§ Direction A:
Transcribe the commentary on interdisciplinary courses verbatim from "The only problem" up to and including "taking Algebra 1.".
§ Direction B:
In the records, swap "Scientific" for "Systems" from the first line up to and including the line with "table-cell: N/A bbox=[189, 117, 273, 140]", and reproduce only those lines with nothing else changed.

Education Commentary

More Interdisciplinary Courses, Please

By Jeremy Smith — November 15, 1995 4 min read

Interdisciplinary courses are catching on at high schools across America. Such current offerings as Science, Technology, and Society; Multimedia Technology in the Arts; and History and Art of the Pacific Rim all demonstrate that courses can not only have long names, but they can also fulfill requirements in a variety of subject areas.

The only problem with these courses is that there simply aren’t enough of them. Interdisciplinary studies are the hottest thing to hit education since detention, but even the largest schools rarely offer more than a handful. To help school administrators extend their thinking to areas they may not have considered, I have devised several new cross-subject courses for the 1996-97 school year. Here are a few that belong in every high school curriculum:

Beginning Acting in Algebra

 IN2000 All grades No prerequisite 2 credits 

Meets the fine-arts graduation requirement. Credit earned may be applied toward the mathematics graduation requirement by taking Algebra 1.

§ Raw records:
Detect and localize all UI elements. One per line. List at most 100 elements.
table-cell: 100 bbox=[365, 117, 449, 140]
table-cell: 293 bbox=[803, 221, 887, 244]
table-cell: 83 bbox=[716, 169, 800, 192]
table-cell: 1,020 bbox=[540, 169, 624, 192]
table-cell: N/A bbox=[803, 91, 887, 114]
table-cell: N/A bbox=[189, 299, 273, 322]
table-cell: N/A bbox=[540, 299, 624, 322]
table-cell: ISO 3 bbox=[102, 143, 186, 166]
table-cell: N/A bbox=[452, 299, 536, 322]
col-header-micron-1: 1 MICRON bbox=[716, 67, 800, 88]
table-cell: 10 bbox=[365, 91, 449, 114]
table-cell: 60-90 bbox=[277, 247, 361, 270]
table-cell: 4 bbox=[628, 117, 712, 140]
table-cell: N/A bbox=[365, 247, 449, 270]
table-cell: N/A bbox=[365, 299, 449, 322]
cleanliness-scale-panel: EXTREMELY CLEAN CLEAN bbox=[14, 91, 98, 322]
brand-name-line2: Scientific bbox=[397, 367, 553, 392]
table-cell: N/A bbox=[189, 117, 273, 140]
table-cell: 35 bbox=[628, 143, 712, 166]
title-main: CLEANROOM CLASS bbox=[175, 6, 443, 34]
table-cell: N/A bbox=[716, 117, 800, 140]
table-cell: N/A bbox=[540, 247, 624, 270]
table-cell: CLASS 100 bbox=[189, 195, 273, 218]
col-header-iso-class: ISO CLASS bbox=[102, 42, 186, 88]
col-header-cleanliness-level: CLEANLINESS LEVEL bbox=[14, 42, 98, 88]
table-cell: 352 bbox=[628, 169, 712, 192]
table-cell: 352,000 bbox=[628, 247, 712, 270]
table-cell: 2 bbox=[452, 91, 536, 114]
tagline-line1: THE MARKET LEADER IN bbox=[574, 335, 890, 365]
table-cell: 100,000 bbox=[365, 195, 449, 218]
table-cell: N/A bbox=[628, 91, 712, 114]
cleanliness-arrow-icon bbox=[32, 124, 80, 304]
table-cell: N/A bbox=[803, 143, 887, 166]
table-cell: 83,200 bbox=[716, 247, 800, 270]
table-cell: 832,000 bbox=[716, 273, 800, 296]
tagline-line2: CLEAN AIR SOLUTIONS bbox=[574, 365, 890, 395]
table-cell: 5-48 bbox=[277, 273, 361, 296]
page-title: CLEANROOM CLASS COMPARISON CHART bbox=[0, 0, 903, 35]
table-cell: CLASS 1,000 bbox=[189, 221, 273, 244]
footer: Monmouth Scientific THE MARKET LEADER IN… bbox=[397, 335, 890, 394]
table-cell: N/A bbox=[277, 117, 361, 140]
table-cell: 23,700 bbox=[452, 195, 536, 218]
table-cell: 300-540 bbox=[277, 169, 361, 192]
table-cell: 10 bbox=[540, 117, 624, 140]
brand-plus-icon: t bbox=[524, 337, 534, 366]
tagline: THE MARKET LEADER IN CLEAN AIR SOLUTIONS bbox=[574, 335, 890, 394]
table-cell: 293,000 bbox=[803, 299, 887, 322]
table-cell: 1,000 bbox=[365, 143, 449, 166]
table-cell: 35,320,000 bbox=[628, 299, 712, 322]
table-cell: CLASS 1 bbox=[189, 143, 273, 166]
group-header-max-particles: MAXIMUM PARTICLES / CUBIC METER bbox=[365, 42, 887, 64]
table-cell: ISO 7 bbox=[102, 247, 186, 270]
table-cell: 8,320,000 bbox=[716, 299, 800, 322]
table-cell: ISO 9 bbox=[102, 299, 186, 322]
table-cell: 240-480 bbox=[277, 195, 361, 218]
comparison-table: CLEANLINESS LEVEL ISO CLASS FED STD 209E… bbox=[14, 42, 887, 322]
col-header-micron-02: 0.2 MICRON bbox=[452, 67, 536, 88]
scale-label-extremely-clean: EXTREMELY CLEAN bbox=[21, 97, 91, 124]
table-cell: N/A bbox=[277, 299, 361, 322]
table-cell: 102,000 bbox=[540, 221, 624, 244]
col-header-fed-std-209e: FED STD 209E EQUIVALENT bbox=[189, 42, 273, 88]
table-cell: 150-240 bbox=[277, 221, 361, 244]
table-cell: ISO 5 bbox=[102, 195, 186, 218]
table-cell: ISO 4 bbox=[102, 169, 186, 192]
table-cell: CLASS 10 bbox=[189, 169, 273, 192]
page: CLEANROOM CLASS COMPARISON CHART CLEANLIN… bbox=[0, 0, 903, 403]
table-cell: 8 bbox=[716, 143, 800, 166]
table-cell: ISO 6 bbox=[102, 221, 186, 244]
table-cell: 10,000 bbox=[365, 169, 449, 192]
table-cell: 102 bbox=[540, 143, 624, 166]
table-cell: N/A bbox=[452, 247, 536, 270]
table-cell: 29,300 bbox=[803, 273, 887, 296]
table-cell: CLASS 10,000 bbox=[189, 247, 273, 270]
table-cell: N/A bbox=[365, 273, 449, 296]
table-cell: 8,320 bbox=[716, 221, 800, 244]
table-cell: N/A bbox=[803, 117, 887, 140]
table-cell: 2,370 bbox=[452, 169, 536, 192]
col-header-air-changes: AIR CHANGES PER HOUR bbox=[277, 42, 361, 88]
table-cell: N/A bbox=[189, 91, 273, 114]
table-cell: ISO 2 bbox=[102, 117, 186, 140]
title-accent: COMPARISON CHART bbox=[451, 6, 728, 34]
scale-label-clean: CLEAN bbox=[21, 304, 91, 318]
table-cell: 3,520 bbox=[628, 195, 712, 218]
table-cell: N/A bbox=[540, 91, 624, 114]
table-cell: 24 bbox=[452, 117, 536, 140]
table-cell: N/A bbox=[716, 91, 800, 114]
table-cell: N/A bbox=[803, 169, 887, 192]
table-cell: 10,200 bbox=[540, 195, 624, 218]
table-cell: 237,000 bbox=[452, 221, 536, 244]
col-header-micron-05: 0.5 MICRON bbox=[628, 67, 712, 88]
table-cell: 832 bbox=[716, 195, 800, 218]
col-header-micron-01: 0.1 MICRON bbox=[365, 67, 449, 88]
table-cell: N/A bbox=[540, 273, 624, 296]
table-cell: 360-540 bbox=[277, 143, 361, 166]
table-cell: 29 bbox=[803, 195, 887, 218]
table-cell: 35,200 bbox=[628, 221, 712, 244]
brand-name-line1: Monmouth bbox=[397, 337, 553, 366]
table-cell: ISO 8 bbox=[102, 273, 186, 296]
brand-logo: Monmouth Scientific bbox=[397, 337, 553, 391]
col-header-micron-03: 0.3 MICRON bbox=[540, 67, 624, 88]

§ Result A:
The only problem with these courses is that there simply aren’t enough of them. Interdisciplinary studies are the hottest thing to hit education since detention, but even the largest schools rarely offer more than a handful. To help school administrators extend their thinking to areas they may not have considered, I have devised several new cross-subject courses for the 1996-97 school year. Here are a few that belong in every high school curriculum:

Beginning Acting in Algebra

 IN2000 All grades No prerequisite 2 credits 

Meets the fine-arts graduation requirement. Credit earned may be applied toward the mathematics graduation requirement by taking Algebra 1.

§ Result B:
Detect and localize all UI elements. One per line. List at most 100 elements.
table-cell: 100 bbox=[365, 117, 449, 140]
table-cell: 293 bbox=[803, 221, 887, 244]
table-cell: 83 bbox=[716, 169, 800, 192]
table-cell: 1,020 bbox=[540, 169, 624, 192]
table-cell: N/A bbox=[803, 91, 887, 114]
table-cell: N/A bbox=[189, 299, 273, 322]
table-cell: N/A bbox=[540, 299, 624, 322]
table-cell: ISO 3 bbox=[102, 143, 186, 166]
table-cell: N/A bbox=[452, 299, 536, 322]
col-header-micron-1: 1 MICRON bbox=[716, 67, 800, 88]
table-cell: 10 bbox=[365, 91, 449, 114]
table-cell: 60-90 bbox=[277, 247, 361, 270]
table-cell: 4 bbox=[628, 117, 712, 140]
table-cell: N/A bbox=[365, 247, 449, 270]
table-cell: N/A bbox=[365, 299, 449, 322]
cleanliness-scale-panel: EXTREMELY CLEAN CLEAN bbox=[14, 91, 98, 322]
brand-name-line2: Systems bbox=[397, 367, 553, 392]
table-cell: N/A bbox=[189, 117, 273, 140]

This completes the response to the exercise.